**Short problem**
State how many lines contain "nyellow", and write nothing except that count.

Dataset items
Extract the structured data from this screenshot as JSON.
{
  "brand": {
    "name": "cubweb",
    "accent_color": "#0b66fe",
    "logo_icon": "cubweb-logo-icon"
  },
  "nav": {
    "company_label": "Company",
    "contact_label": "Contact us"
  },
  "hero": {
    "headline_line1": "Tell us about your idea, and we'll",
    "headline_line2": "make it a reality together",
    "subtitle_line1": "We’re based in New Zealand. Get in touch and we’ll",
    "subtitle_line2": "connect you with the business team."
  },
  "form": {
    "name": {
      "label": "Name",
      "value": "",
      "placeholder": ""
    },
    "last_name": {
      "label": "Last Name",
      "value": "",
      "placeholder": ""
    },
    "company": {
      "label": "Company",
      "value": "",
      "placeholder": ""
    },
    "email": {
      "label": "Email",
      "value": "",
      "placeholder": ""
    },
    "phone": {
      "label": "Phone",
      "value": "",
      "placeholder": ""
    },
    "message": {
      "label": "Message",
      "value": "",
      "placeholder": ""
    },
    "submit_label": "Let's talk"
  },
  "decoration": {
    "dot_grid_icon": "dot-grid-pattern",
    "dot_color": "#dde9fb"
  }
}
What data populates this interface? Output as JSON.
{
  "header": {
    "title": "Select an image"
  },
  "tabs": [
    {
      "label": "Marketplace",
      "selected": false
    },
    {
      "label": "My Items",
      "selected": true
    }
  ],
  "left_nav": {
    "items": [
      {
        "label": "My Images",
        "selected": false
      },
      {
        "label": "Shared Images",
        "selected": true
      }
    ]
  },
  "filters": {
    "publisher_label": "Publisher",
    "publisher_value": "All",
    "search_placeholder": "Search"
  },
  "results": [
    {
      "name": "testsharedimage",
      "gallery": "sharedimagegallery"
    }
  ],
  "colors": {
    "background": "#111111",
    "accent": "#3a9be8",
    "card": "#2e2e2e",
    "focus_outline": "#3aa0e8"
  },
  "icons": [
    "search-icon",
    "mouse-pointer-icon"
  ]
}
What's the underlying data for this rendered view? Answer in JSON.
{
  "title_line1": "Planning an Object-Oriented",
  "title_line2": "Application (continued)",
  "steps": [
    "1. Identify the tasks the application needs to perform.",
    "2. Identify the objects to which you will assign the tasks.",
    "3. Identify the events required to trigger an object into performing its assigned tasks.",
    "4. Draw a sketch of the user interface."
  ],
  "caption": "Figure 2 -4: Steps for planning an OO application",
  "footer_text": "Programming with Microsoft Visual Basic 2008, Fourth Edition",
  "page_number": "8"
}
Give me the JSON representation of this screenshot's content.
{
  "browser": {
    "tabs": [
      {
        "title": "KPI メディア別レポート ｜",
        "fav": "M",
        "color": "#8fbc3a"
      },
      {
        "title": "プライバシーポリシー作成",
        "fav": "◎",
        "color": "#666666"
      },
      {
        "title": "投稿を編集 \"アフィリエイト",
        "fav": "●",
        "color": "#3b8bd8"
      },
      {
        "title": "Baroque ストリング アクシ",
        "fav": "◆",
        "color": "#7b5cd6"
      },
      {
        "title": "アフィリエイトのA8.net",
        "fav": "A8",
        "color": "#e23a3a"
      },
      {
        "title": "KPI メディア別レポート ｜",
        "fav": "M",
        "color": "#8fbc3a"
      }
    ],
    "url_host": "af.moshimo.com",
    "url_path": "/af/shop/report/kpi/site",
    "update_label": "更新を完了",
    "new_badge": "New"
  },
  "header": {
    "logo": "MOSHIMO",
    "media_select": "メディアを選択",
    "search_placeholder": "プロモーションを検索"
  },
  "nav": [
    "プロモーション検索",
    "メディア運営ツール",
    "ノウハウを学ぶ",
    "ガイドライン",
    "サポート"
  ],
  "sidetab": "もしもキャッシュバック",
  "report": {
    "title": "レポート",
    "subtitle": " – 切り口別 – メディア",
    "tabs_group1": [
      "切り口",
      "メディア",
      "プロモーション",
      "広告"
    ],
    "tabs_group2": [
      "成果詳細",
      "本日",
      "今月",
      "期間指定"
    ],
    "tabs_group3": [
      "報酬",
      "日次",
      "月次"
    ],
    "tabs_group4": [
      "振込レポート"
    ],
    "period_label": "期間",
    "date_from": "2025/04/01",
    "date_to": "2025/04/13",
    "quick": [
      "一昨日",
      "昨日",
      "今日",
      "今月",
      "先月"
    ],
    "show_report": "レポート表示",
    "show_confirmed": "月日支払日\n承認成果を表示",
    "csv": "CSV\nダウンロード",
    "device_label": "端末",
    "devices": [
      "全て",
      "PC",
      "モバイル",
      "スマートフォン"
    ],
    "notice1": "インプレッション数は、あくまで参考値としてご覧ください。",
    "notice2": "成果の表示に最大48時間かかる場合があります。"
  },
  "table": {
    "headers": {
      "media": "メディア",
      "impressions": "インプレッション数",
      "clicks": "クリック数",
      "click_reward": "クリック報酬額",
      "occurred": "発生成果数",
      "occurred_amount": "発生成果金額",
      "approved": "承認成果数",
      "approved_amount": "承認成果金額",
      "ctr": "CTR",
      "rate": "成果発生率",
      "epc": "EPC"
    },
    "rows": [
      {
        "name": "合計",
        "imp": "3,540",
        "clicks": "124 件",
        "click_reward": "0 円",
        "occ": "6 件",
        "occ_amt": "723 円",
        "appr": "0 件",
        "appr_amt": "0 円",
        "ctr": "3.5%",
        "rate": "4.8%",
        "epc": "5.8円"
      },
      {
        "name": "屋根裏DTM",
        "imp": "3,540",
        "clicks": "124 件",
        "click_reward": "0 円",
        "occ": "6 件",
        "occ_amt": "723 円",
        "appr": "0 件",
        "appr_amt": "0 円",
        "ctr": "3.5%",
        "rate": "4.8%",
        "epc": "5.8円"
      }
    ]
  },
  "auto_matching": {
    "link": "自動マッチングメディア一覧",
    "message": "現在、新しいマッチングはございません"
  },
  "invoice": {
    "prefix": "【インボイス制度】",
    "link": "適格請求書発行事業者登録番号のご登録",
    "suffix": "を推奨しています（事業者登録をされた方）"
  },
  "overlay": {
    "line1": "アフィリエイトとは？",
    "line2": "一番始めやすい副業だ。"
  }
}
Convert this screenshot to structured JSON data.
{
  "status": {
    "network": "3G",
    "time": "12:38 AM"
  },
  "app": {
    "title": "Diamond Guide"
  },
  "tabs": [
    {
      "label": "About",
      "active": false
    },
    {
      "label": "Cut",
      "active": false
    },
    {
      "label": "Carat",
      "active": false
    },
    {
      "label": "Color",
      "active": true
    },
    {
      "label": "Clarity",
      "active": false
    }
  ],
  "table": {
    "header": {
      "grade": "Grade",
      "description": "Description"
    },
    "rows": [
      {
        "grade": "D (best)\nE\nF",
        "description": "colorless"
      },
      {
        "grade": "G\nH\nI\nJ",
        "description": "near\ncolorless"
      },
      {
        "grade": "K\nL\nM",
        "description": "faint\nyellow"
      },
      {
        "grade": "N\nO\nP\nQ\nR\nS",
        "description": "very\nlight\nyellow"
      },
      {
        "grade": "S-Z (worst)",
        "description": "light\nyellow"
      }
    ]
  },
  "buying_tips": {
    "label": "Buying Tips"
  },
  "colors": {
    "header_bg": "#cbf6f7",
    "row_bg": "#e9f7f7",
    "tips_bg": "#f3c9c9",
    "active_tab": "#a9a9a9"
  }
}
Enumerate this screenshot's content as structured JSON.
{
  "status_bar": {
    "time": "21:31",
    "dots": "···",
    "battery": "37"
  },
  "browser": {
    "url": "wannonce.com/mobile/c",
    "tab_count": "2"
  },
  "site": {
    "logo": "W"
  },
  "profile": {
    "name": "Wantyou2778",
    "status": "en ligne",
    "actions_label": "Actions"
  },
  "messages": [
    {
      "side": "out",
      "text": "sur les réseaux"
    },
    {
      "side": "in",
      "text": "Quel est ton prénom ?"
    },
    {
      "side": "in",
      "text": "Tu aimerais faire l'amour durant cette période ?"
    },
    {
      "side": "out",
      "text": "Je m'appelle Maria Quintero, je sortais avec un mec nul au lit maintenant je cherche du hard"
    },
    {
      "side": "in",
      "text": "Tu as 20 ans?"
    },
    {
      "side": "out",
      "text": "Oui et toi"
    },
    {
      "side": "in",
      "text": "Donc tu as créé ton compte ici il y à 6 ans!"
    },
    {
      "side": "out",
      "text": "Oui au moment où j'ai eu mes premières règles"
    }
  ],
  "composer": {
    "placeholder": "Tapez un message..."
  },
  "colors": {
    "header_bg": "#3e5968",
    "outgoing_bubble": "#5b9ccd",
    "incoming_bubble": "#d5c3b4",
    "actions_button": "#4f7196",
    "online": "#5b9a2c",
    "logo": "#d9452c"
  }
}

**Result of the task**
3